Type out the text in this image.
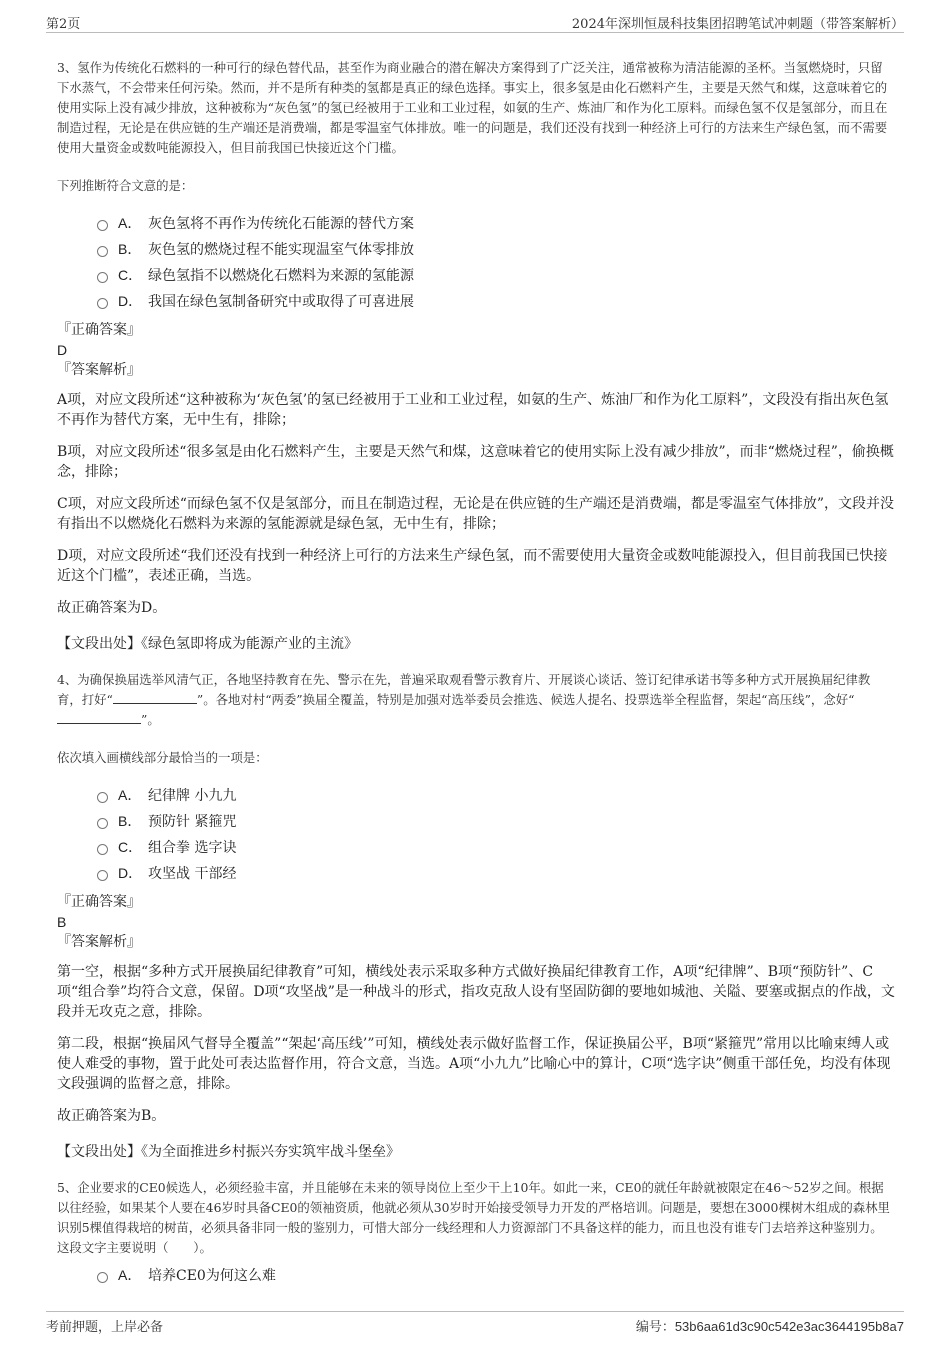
第2页	2024年深圳恒晟科技集团招聘笔试冲刺题（带答案解析）

3、氢作为传统化石燃料的一种可行的绿色替代品，甚至作为商业融合的潜在解决方案得到了广泛关注，通常被称为清洁能源的圣杯。当氢燃烧时，只留下水蒸气，不会带来任何污染。然而，并不是所有种类的氢都是真正的绿色选择。事实上，很多氢是由化石燃料产生，主要是天然气和煤，这意味着它的使用实际上没有减少排放，这种被称为“灰色氢”的氢已经被用于工业和工业过程，如氨的生产、炼油厂和作为化工原料。而绿色氢不仅是氢部分，而且在制造过程，无论是在供应链的生产端还是消费端，都是零温室气体排放。唯一的问题是，我们还没有找到一种经济上可行的方法来生产绿色氢，而不需要使用大量资金或数吨能源投入，但目前我国已快接近这个门槛。

下列推断符合文意的是：

A． 灰色氢将不再作为传统化石能源的替代方案
B． 灰色氢的燃烧过程不能实现温室气体零排放
C． 绿色氢指不以燃烧化石燃料为来源的氢能源
D． 我国在绿色氢制备研究中或取得了可喜进展
『正确答案』
D
『答案解析』

A项，对应文段所述“这种被称为‘灰色氢’的氢已经被用于工业和工业过程，如氨的生产、炼油厂和作为化工原料”，文段没有指出灰色氢不再作为替代方案，无中生有，排除；

B项，对应文段所述“很多氢是由化石燃料产生，主要是天然气和煤，这意味着它的使用实际上没有减少排放”，而非“燃烧过程”，偷换概念，排除；

C项，对应文段所述“而绿色氢不仅是氢部分，而且在制造过程，无论是在供应链的生产端还是消费端，都是零温室气体排放”，文段并没有指出不以燃烧化石燃料为来源的氢能源就是绿色氢，无中生有，排除；

D项，对应文段所述“我们还没有找到一种经济上可行的方法来生产绿色氢，而不需要使用大量资金或数吨能源投入，但目前我国已快接近这个门槛”，表述正确，当选。

故正确答案为D。

【文段出处】《绿色氢即将成为能源产业的主流》

4、为确保换届选举风清气正，各地坚持教育在先、警示在先，普遍采取观看警示教育片、开展谈心谈话、签订纪律承诺书等多种方式开展换届纪律教育，打好“	”。各地对村“两委”换届全覆盖，特别是加强对选举委员会推选、候选人提名、投票选举全程监督，架起“高压线”，念好“”。

依次填入画横线部分最恰当的一项是：

A． 纪律牌 小九九
B． 预防针 紧箍咒
C． 组合拳 选字诀
D． 攻坚战 干部经
『正确答案』
B
『答案解析』

第一空，根据“多种方式开展换届纪律教育”可知，横线处表示采取多种方式做好换届纪律教育工作，A项“纪律牌”、B项“预防针”、C项“组合拳”均符合文意，保留。D项“攻坚战”是一种战斗的形式，指攻克敌人设有坚固防御的要地如城池、关隘、要塞或据点的作战，文段并无攻克之意，排除。

第二段，根据“换届风气督导全覆盖”“架起‘高压线’”可知，横线处表示做好监督工作，保证换届公平，B项“紧箍咒”常用以比喻束缚人或使人难受的事物，置于此处可表达监督作用，符合文意，当选。A项“小九九”比喻心中的算计，C项“选字诀”侧重干部任免，均没有体现文段强调的监督之意，排除。

故正确答案为B。

【文段出处】《为全面推进乡村振兴夯实筑牢战斗堡垒》

5、企业要求的CE0候选人，必须经验丰富，并且能够在未来的领导岗位上至少干上10年。如此一来，CE0的就任年龄就被限定在46～52岁之间。根据以往经验，如果某个人要在46岁时具备CE0的领袖资质，他就必须从30岁时开始接受领导力开发的严格培训。问题是，要想在3000棵树木组成的森林里识别5棵值得栽培的树苗，必须具备非同一般的鉴别力，可惜大部分一线经理和人力资源部门不具备这样的能力，而且也没有谁专门去培养这种鉴别力。

这段文字主要说明（　　）。

A． 培养CE0为何这么难
考前押题，上岸必备	编号：53b6aa61d3c90c542e3ac3644195b8a7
____________________
Request: Scan the data for the word "如氨的生产" and copy every line where it shows up.

Response to this exercise:
3、氢作为传统化石燃料的一种可行的绿色替代品，甚至作为商业融合的潜在解决方案得到了广泛关注，通常被称为清洁能源的圣杯。当氢燃烧时，只留下水蒸气，不会带来任何污染。然而，并不是所有种类的氢都是真正的绿色选择。事实上，很多氢是由化石燃料产生，主要是天然气和煤，这意味着它的使用实际上没有减少排放，这种被称为“灰色氢”的氢已经被用于工业和工业过程，如氨的生产、炼油厂和作为化工原料。而绿色氢不仅是氢部分，而且在制造过程，无论是在供应链的生产端还是消费端，都是零温室气体排放。唯一的问题是，我们还没有找到一种经济上可行的方法来生产绿色氢，而不需要使用大量资金或数吨能源投入，但目前我国已快接近这个门槛。
A项，对应文段所述“这种被称为‘灰色氢’的氢已经被用于工业和工业过程，如氨的生产、炼油厂和作为化工原料”，文段没有指出灰色氢不再作为替代方案，无中生有，排除；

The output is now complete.